EXERCISE DESCRIPTION:
Return the data exactly, with all pictures removed.

SUPPLIED RECORDS:
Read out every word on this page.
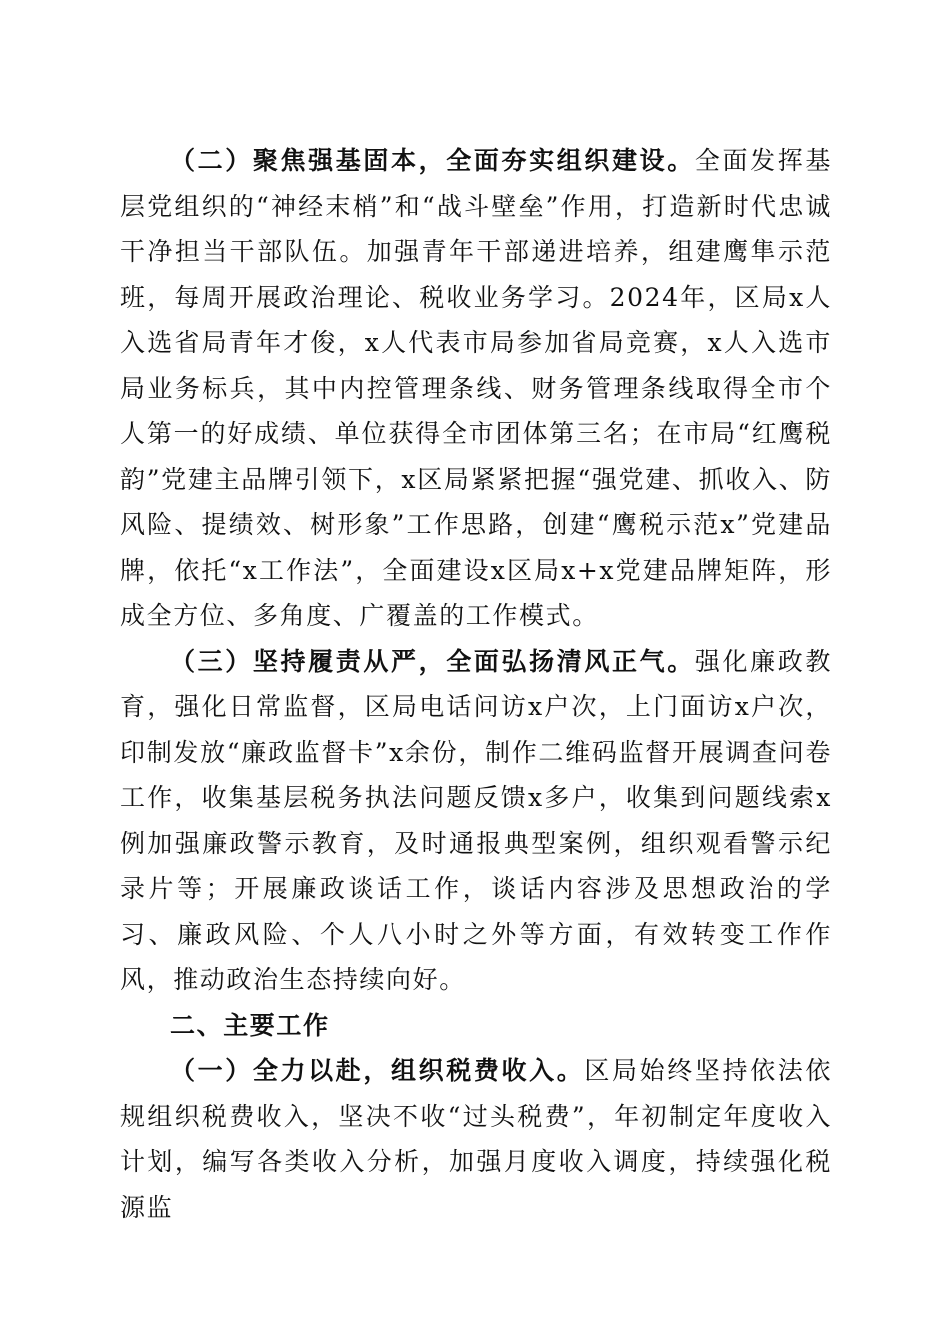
（二）聚焦强基固本，全面夯实组织建设。全面发挥基层党组织的“神经末梢”和“战斗壁垒”作用，打造新时代忠诚干净担当干部队伍。加强青年干部递进培养，组建鹰隼示范班，每周开展政治理论、税收业务学习。2024年，区局x人入选省局青年才俊，x人代表市局参加省局竞赛，x人入选市局业务标兵，其中内控管理条线、财务管理条线取得全市个人第一的好成绩、单位获得全市团体第三名；在市局“红鹰税韵”党建主品牌引领下，x区局紧紧把握“强党建、抓收入、防风险、提绩效、树形象”工作思路，创建“鹰税示范x”党建品牌，依托“x工作法”，全面建设x区局x+x党建品牌矩阵，形成全方位、多角度、广覆盖的工作模式。

（三）坚持履责从严，全面弘扬清风正气。强化廉政教育，强化日常监督，区局电话问访x户次，上门面访x户次，印制发放“廉政监督卡”x余份，制作二维码监督开展调查问卷工作，收集基层税务执法问题反馈x多户，收集到问题线索x例加强廉政警示教育，及时通报典型案例，组织观看警示纪录片等；开展廉政谈话工作，谈话内容涉及思想政治的学习、廉政风险、个人八小时之外等方面，有效转变工作作风，推动政治生态持续向好。

二、主要工作

（一）全力以赴，组织税费收入。区局始终坚持依法依规组织税费收入，坚决不收“过头税费”，年初制定年度收入计划，编写各类收入分析，加强月度收入调度，持续强化税源监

THE REPLY:
Read out every word on this page.
（二）聚焦强基固本，全面夯实组织建设。全面发挥基层党组织的“神经末梢”和“战斗壁垒”作用，打造新时代忠诚干净担当干部队伍。加强青年干部递进培养，组建鹰隼示范班，每周开展政治理论、税收业务学习。2024年，区局x人入选省局青年才俊，x人代表市局参加省局竞赛，x人入选市局业务标兵，其中内控管理条线、财务管理条线取得全市个人第一的好成绩、单位获得全市团体第三名；在市局“红鹰税韵”党建主品牌引领下，x区局紧紧把握“强党建、抓收入、防风险、提绩效、树形象”工作思路，创建“鹰税示范x”党建品牌，依托“x工作法”，全面建设x区局x+x党建品牌矩阵，形成全方位、多角度、广覆盖的工作模式。

（三）坚持履责从严，全面弘扬清风正气。强化廉政教育，强化日常监督，区局电话问访x户次，上门面访x户次，印制发放“廉政监督卡”x余份，制作二维码监督开展调查问卷工作，收集基层税务执法问题反馈x多户，收集到问题线索x例加强廉政警示教育，及时通报典型案例，组织观看警示纪录片等；开展廉政谈话工作，谈话内容涉及思想政治的学习、廉政风险、个人八小时之外等方面，有效转变工作作风，推动政治生态持续向好。

二、主要工作

（一）全力以赴，组织税费收入。区局始终坚持依法依规组织税费收入，坚决不收“过头税费”，年初制定年度收入计划，编写各类收入分析，加强月度收入调度，持续强化税源监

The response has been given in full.